TASK TO COMPLETE
Quote every line as given.
——————
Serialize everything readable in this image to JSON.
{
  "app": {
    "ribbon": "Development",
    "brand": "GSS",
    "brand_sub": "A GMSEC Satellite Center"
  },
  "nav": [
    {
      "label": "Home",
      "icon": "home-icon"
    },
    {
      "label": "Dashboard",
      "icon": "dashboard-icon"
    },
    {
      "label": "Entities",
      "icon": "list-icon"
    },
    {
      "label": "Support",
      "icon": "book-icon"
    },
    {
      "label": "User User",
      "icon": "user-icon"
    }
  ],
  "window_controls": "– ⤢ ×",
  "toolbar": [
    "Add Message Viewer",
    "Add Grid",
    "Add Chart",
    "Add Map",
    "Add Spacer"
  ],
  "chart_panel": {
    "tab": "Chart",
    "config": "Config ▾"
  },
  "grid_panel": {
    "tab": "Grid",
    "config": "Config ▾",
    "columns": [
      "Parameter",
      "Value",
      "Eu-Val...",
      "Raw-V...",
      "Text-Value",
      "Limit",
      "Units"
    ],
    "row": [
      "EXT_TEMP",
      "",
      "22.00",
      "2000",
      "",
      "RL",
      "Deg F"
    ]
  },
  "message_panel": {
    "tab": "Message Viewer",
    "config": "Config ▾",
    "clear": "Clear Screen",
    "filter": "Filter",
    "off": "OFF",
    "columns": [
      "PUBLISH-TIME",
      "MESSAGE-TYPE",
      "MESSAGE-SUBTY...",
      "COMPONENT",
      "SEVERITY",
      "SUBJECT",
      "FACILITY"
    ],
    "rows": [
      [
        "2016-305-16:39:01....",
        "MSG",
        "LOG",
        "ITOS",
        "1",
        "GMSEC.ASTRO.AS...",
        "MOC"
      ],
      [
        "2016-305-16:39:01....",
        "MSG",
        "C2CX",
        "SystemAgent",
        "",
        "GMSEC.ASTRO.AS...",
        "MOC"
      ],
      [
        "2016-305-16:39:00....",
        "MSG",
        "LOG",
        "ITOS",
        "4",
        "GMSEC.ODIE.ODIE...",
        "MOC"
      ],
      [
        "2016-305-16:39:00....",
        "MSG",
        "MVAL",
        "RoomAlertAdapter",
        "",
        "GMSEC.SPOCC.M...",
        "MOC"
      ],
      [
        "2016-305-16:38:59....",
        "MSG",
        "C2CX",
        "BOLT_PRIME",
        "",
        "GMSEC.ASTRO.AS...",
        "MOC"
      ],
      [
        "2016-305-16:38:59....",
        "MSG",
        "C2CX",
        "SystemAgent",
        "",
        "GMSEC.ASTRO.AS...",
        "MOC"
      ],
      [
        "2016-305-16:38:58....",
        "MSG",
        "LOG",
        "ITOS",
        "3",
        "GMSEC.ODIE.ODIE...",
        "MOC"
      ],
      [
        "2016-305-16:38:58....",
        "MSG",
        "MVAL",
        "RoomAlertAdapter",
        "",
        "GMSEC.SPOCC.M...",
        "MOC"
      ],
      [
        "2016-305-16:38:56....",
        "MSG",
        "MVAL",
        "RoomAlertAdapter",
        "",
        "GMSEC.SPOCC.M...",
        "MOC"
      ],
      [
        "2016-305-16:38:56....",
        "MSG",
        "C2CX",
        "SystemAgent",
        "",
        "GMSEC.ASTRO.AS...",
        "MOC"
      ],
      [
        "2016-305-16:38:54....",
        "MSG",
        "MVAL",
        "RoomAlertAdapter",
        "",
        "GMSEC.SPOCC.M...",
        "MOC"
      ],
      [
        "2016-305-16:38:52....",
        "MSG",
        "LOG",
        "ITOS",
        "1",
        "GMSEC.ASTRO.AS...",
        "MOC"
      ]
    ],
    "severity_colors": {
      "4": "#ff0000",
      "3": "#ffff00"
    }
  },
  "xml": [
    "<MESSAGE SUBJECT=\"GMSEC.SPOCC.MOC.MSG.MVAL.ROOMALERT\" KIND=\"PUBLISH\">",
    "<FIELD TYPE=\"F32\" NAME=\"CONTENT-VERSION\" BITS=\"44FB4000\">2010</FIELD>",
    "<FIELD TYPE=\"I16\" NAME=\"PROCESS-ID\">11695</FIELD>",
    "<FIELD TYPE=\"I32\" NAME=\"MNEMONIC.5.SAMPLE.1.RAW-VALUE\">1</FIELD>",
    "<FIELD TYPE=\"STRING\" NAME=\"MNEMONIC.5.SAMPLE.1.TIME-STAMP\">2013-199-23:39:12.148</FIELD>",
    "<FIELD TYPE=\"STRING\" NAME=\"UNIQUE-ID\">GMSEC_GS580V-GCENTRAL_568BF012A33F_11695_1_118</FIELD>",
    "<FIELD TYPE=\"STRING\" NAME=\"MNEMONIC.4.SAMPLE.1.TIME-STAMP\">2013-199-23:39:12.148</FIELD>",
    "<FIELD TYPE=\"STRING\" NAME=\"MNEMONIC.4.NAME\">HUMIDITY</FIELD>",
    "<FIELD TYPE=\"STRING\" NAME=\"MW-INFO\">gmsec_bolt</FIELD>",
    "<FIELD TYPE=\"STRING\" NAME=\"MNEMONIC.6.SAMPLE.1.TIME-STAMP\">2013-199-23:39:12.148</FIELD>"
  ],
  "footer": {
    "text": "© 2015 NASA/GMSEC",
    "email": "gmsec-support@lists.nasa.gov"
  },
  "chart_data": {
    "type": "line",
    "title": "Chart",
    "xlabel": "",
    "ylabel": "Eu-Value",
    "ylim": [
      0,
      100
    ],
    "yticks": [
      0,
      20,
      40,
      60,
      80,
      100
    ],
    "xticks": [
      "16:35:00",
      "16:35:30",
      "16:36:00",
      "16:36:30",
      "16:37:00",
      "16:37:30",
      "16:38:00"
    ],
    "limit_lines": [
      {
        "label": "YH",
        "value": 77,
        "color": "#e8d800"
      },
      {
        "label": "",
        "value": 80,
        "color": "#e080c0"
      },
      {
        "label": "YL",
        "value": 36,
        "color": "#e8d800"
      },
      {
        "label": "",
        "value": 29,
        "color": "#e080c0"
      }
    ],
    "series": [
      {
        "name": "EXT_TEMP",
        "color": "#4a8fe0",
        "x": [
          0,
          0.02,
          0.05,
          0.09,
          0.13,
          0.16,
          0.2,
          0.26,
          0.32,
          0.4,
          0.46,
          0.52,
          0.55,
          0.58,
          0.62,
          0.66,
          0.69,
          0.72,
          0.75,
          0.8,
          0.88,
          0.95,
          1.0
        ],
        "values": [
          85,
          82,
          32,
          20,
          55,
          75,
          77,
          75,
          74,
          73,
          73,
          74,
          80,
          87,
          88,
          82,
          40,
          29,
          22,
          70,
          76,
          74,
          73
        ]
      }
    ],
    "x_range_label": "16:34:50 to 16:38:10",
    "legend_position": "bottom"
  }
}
——————
THE OUTPUT
Serialize everything readable in this image to JSON.
{
  "app": {
    "ribbon": "Development",
    "brand": "GSS",
    "brand_sub": "A GMSEC Satellite Center"
  },
  "nav": [
    {
      "label": "Home",
      "icon": "home-icon"
    },
    {
      "label": "Dashboard",
      "icon": "dashboard-icon"
    },
    {
      "label": "Entities",
      "icon": "list-icon"
    },
    {
      "label": "Support",
      "icon": "book-icon"
    },
    {
      "label": "User User",
      "icon": "user-icon"
    }
  ],
  "window_controls": "– ⤢ ×",
  "toolbar": [
    "Add Message Viewer",
    "Add Grid",
    "Add Chart",
    "Add Map",
    "Add Spacer"
  ],
  "chart_panel": {
    "tab": "Chart",
    "config": "Config ▾"
  },
  "grid_panel": {
    "tab": "Grid",
    "config": "Config ▾",
    "columns": [
      "Parameter",
      "Value",
      "Eu-Val...",
      "Raw-V...",
      "Text-Value",
      "Limit",
      "Units"
    ],
    "row": [
      "EXT_TEMP",
      "",
      "22.00",
      "2000",
      "",
      "RL",
      "Deg F"
    ]
  },
  "message_panel": {
    "tab": "Message Viewer",
    "config": "Config ▾",
    "clear": "Clear Screen",
    "filter": "Filter",
    "off": "OFF",
    "columns": [
      "PUBLISH-TIME",
      "MESSAGE-TYPE",
      "MESSAGE-SUBTY...",
      "COMPONENT",
      "SEVERITY",
      "SUBJECT",
      "FACILITY"
    ],
    "rows": [
      [
        "2016-305-16:39:01....",
        "MSG",
        "LOG",
        "ITOS",
        "1",
        "GMSEC.ASTRO.AS...",
        "MOC"
      ],
      [
        "2016-305-16:39:01....",
        "MSG",
        "C2CX",
        "SystemAgent",
        "",
        "GMSEC.ASTRO.AS...",
        "MOC"
      ],
      [
        "2016-305-16:39:00....",
        "MSG",
        "LOG",
        "ITOS",
        "4",
        "GMSEC.ODIE.ODIE...",
        "MOC"
      ],
      [
        "2016-305-16:39:00....",
        "MSG",
        "MVAL",
        "RoomAlertAdapter",
        "",
        "GMSEC.SPOCC.M...",
        "MOC"
      ],
      [
        "2016-305-16:38:59....",
        "MSG",
        "C2CX",
        "BOLT_PRIME",
        "",
        "GMSEC.ASTRO.AS...",
        "MOC"
      ],
      [
        "2016-305-16:38:59....",
        "MSG",
        "C2CX",
        "SystemAgent",
        "",
        "GMSEC.ASTRO.AS...",
        "MOC"
      ],
      [
        "2016-305-16:38:58....",
        "MSG",
        "LOG",
        "ITOS",
        "3",
        "GMSEC.ODIE.ODIE...",
        "MOC"
      ],
      [
        "2016-305-16:38:58....",
        "MSG",
        "MVAL",
        "RoomAlertAdapter",
        "",
        "GMSEC.SPOCC.M...",
        "MOC"
      ],
      [
        "2016-305-16:38:56....",
        "MSG",
        "MVAL",
        "RoomAlertAdapter",
        "",
        "GMSEC.SPOCC.M...",
        "MOC"
      ],
      [
        "2016-305-16:38:56....",
        "MSG",
        "C2CX",
        "SystemAgent",
        "",
        "GMSEC.ASTRO.AS...",
        "MOC"
      ],
      [
        "2016-305-16:38:54....",
        "MSG",
        "MVAL",
        "RoomAlertAdapter",
        "",
        "GMSEC.SPOCC.M...",
        "MOC"
      ],
      [
        "2016-305-16:38:52....",
        "MSG",
        "LOG",
        "ITOS",
        "1",
        "GMSEC.ASTRO.AS...",
        "MOC"
      ]
    ],
    "severity_colors": {
      "4": "#ff0000",
      "3": "#ffff00"
    }
  },
  "xml": [
    "<MESSAGE SUBJECT=\"GMSEC.SPOCC.MOC.MSG.MVAL.ROOMALERT\" KIND=\"PUBLISH\">",
    "<FIELD TYPE=\"F32\" NAME=\"CONTENT-VERSION\" BITS=\"44FB4000\">2010</FIELD>",
    "<FIELD TYPE=\"I16\" NAME=\"PROCESS-ID\">11695</FIELD>",
    "<FIELD TYPE=\"I32\" NAME=\"MNEMONIC.5.SAMPLE.1.RAW-VALUE\">1</FIELD>",
    "<FIELD TYPE=\"STRING\" NAME=\"MNEMONIC.5.SAMPLE.1.TIME-STAMP\">2013-199-23:39:12.148</FIELD>",
    "<FIELD TYPE=\"STRING\" NAME=\"UNIQUE-ID\">GMSEC_GS580V-GCENTRAL_568BF012A33F_11695_1_118</FIELD>",
    "<FIELD TYPE=\"STRING\" NAME=\"MNEMONIC.4.SAMPLE.1.TIME-STAMP\">2013-199-23:39:12.148</FIELD>",
    "<FIELD TYPE=\"STRING\" NAME=\"MNEMONIC.4.NAME\">HUMIDITY</FIELD>",
    "<FIELD TYPE=\"STRING\" NAME=\"MW-INFO\">gmsec_bolt</FIELD>",
    "<FIELD TYPE=\"STRING\" NAME=\"MNEMONIC.6.SAMPLE.1.TIME-STAMP\">2013-199-23:39:12.148</FIELD>"
  ],
  "footer": {
    "text": "© 2015 NASA/GMSEC",
    "email": "gmsec-support@lists.nasa.gov"
  },
  "chart_data": {
    "type": "line",
    "title": "Chart",
    "xlabel": "",
    "ylabel": "Eu-Value",
    "ylim": [
      0,
      100
    ],
    "yticks": [
      0,
      20,
      40,
      60,
      80,
      100
    ],
    "xticks": [
      "16:35:00",
      "16:35:30",
      "16:36:00",
      "16:36:30",
      "16:37:00",
      "16:37:30",
      "16:38:00"
    ],
    "limit_lines": [
      {
        "label": "YH",
        "value": 77,
        "color": "#e8d800"
      },
      {
        "label": "",
        "value": 80,
        "color": "#e080c0"
      },
      {
        "label": "YL",
        "value": 36,
        "color": "#e8d800"
      },
      {
        "label": "",
        "value": 29,
        "color": "#e080c0"
      }
    ],
    "series": [
      {
        "name": "EXT_TEMP",
        "color": "#4a8fe0",
        "x": [
          0,
          0.02,
          0.05,
          0.09,
          0.13,
          0.16,
          0.2,
          0.26,
          0.32,
          0.4,
          0.46,
          0.52,
          0.55,
          0.58,
          0.62,
          0.66,
          0.69,
          0.72,
          0.75,
          0.8,
          0.88,
          0.95,
          1.0
        ],
        "values": [
          85,
          82,
          32,
          20,
          55,
          75,
          77,
          75,
          74,
          73,
          73,
          74,
          80,
          87,
          88,
          82,
          40,
          29,
          22,
          70,
          76,
          74,
          73
        ]
      }
    ],
    "x_range_label": "16:34:50 to 16:38:10",
    "legend_position": "bottom"
  }
}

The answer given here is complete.